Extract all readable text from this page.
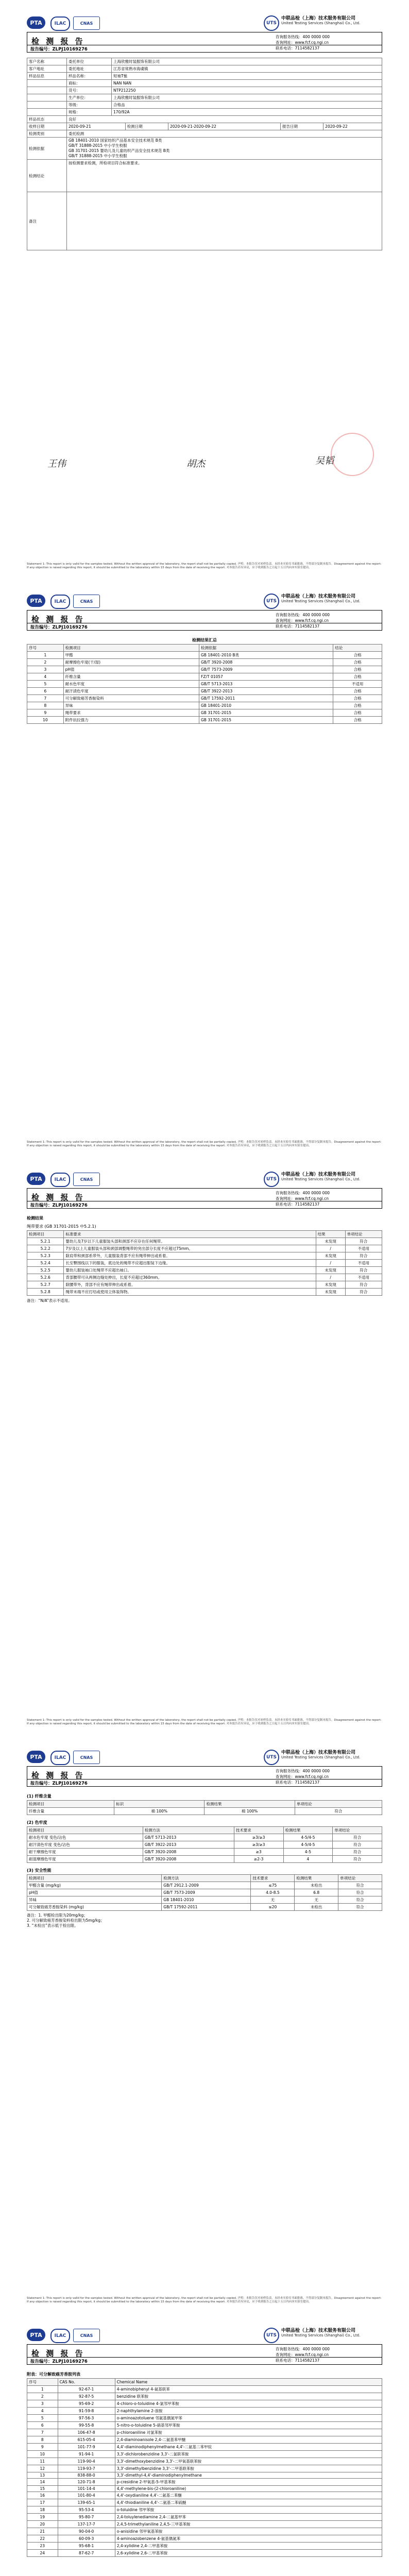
PTA	ILAC	CNAS	UTS
中联品检（上海）技术服务有限公司
United Testing Services (Shanghai) Co., Ltd.
检 测 报 告	咨询服务热线：400 0000 000
查询网址：www.fcf.cq.ngi.cn
联系电话：7114582137
报告编号：ZLPJ10169276
客户名称	委托单位	上海欣雅时装服饰有限公司
客户地址	委托地址	江苏省常熟市海虞镇
样品信息	样品名称：	短袖T恤
	商标：	NAN NAN
	货号：	NTP212250
	生产单位：	上海欣雅时装服饰有限公司
	等级：	合格品
	规格：	170/92A
样品状态	良好				
收样日期	2020-09-21	检测日期	2020-09-21-2020-09-22	报告日期	2020-09-22
检测类别	委托检测				
检测依据	GB 18401-2010 国家纺织产品基本安全技术规范 B类
GB/T 31888-2015 中小学生校服
GB 31701-2015 婴幼儿及儿童纺织产品安全技术规范 B类
GB/T 31888-2015 中小学生校服				

检测结论	按检测要求检测，所检项目符合标准要求。				
备注					
王伟	胡杰	吴韬
Statement 1: This report is only valid for the samples tested. Without the written approval of the laboratory, the report shall not be partially copied. 声明：本报告仅对来样负责。未经本实验室书面批准，不得部分复制本报告。Disagreement against the report: If any objection is raised regarding this report, it should be submitted to the laboratory within 15 days from the date of receiving the report. 对本报告若有异议，应于收到报告之日起十五日内向本实验室提出。
PTA	ILAC	CNAS	UTS
中联品检（上海）技术服务有限公司
United Testing Services (Shanghai) Co., Ltd.
检 测 报 告	咨询服务热线：400 0000 000
查询网址：www.fcf.cq.ngi.cn
联系电话：7114582137
报告编号：ZLPJ10169276
检测结果汇总
序号	检测项目	检测依据	结论
1	甲醛	GB 18401-2010 B类	合格
2	耐摩擦色牢度(干/湿)	GB/T 3920-2008	合格
3	pH值	GB/T 7573-2009	合格
4	纤维含量	FZ/T 01057	合格
5	耐水色牢度	GB/T 5713-2013	不适用
6	耐汗渍色牢度	GB/T 3922-2013	合格
7	可分解致癌芳香胺染料	GB/T 17592-2011	合格
8	异味	GB 18401-2010	合格
9	绳带要求	GB 31701-2015	合格
10	附件抗拉强力	GB 31701-2015	合格
Statement 1: This report is only valid for the samples tested. Without the written approval of the laboratory, the report shall not be partially copied. 声明：本报告仅对来样负责。未经本实验室书面批准，不得部分复制本报告。Disagreement against the report: If any objection is raised regarding this report, it should be submitted to the laboratory within 15 days from the date of receiving the report. 对本报告若有异议，应于收到报告之日起十五日内向本实验室提出。
PTA	ILAC	CNAS	UTS
中联品检（上海）技术服务有限公司
United Testing Services (Shanghai) Co., Ltd.
检 测 报 告	咨询服务热线：400 0000 000
查询网址：www.fcf.cq.ngi.cn
联系电话：7114582137
报告编号：ZLPJ10169276
检测结果
绳带要求 (GB 31701-2015 中5.2.1)
检测项目	标准要求	结果	单项结论
5.2.1	婴幼儿及7岁以下儿童服装头部和颈部不应存在任何绳带。	未发现	符合
5.2.2	7岁及以上儿童服装头部和颈部调整绳带的突出部分长度不应超过75mm。	/	不适用
5.2.3	除肩带和颈部系带外，儿童服装背部不应有绳带伸出或系着。	未发现	符合
5.2.4	长至臀围线以下的服装，底边处的绳带不应超出服装下边缘。	/	不适用
5.2.5	婴幼儿服装袖口处绳带不应超出袖口。	未发现	符合
5.2.6	背部腰带可从两侧边缝处伸出，长度不应超过360mm。	/	不适用
5.2.7	除腰带外，背部不应有绳带伸出或系着。	未发现	符合
5.2.8	绳带末端不应打结或使用立体装饰物。	未发现	符合
备注：“N/A”表示不适用。
Statement 1: This report is only valid for the samples tested. Without the written approval of the laboratory, the report shall not be partially copied. 声明：本报告仅对来样负责。未经本实验室书面批准，不得部分复制本报告。Disagreement against the report: If any objection is raised regarding this report, it should be submitted to the laboratory within 15 days from the date of receiving the report. 对本报告若有异议，应于收到报告之日起十五日内向本实验室提出。
PTA	ILAC	CNAS	UTS
中联品检（上海）技术服务有限公司
United Testing Services (Shanghai) Co., Ltd.
检 测 报 告	咨询服务热线：400 0000 000
查询网址：www.fcf.cq.ngi.cn
联系电话：7114582137
报告编号：ZLPJ10169276
(1) 纤维含量
检测项目	标识	检测结果	单项结论
纤维含量	棉 100%	棉 100%	符合
(2) 色牢度
检测项目	检测方法	技术要求	检测结果	单项结论
耐水色牢度 变色/沾色	GB/T 5713-2013	≥3/≥3	4-5/4-5	符合
耐汗渍色牢度 变色/沾色	GB/T 3922-2013	≥3/≥3	4-5/4-5	符合
耐干摩擦色牢度	GB/T 3920-2008	≥3	4-5	符合
耐湿摩擦色牢度	GB/T 3920-2008	≥2-3	4	符合
(3) 安全性能
检测项目	检测方法	技术要求	检测结果	单项结论
甲醛含量 (mg/kg)	GB/T 2912.1-2009	≤75	未检出	符合
pH值	GB/T 7573-2009	4.0-8.5	6.8	符合
异味	GB 18401-2010	无	无	符合
可分解致癌芳香胺染料 (mg/kg)	GB/T 17592-2011	≤20	未检出	符合
备注：1. 甲醛检出限为20mg/kg；
2. 可分解致癌芳香胺染料检出限为5mg/kg；
3. “未检出”表示低于检出限。
Statement 1: This report is only valid for the samples tested. Without the written approval of the laboratory, the report shall not be partially copied. 声明：本报告仅对来样负责。未经本实验室书面批准，不得部分复制本报告。Disagreement against the report: If any objection is raised regarding this report, it should be submitted to the laboratory within 15 days from the date of receiving the report. 对本报告若有异议，应于收到报告之日起十五日内向本实验室提出。
PTA	ILAC	CNAS	UTS
中联品检（上海）技术服务有限公司
United Testing Services (Shanghai) Co., Ltd.
检 测 报 告	咨询服务热线：400 0000 000
查询网址：www.fcf.cq.ngi.cn
联系电话：7114582137
报告编号：ZLPJ10169276
附表：可分解致癌芳香胺列表
序号	CAS No.	Chemical Name
1	92-67-1	4-aminobiphenyl 4-氨基联苯
2	92-87-5	benzidine 联苯胺
3	95-69-2	4-chloro-o-toluidine 4-氯邻甲苯胺
4	91-59-8	2-naphthylamine 2-萘胺
5	97-56-3	o-aminoazotoluene 邻氨基偶氮甲苯
6	99-55-8	5-nitro-o-toluidine 5-硝基邻甲苯胺
7	106-47-8	p-chloroaniline 对氯苯胺
8	615-05-4	2,4-diaminoanisole 2,4-二氨基苯甲醚
9	101-77-9	4,4'-diaminodiphenylmethane 4,4'-二氨基二苯甲烷
10	91-94-1	3,3'-dichlorobenzidine 3,3'-二氯联苯胺
11	119-90-4	3,3'-dimethoxybenzidine 3,3'-二甲氧基联苯胺
12	119-93-7	3,3'-dimethylbenzidine 3,3'-二甲基联苯胺
13	838-88-0	3,3'-dimethyl-4,4'-diaminodiphenylmethane
14	120-71-8	p-cresidine 2-甲氧基-5-甲基苯胺
15	101-14-4	4,4'-methylene-bis-(2-chloroaniline)
16	101-80-4	4,4'-oxydianiline 4,4'-二氨基二苯醚
17	139-65-1	4,4'-thiodianiline 4,4'-二氨基二苯硫醚
18	95-53-4	o-toluidine 邻甲苯胺
19	95-80-7	2,4-toluylenediamine 2,4-二氨基甲苯
20	137-17-7	2,4,5-trimethylaniline 2,4,5-三甲基苯胺
21	90-04-0	o-anisidine 邻甲氧基苯胺
22	60-09-3	4-aminoazobenzene 4-氨基偶氮苯
23	95-68-1	2,4-xylidine 2,4-二甲基苯胺
24	87-62-7	2,6-xylidine 2,6-二甲基苯胺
☆ ☆ ☆ ☆ ☆
## Required work
Exactly how many lines contain "检测依据"? State the number and nothing else.

## Task answer
2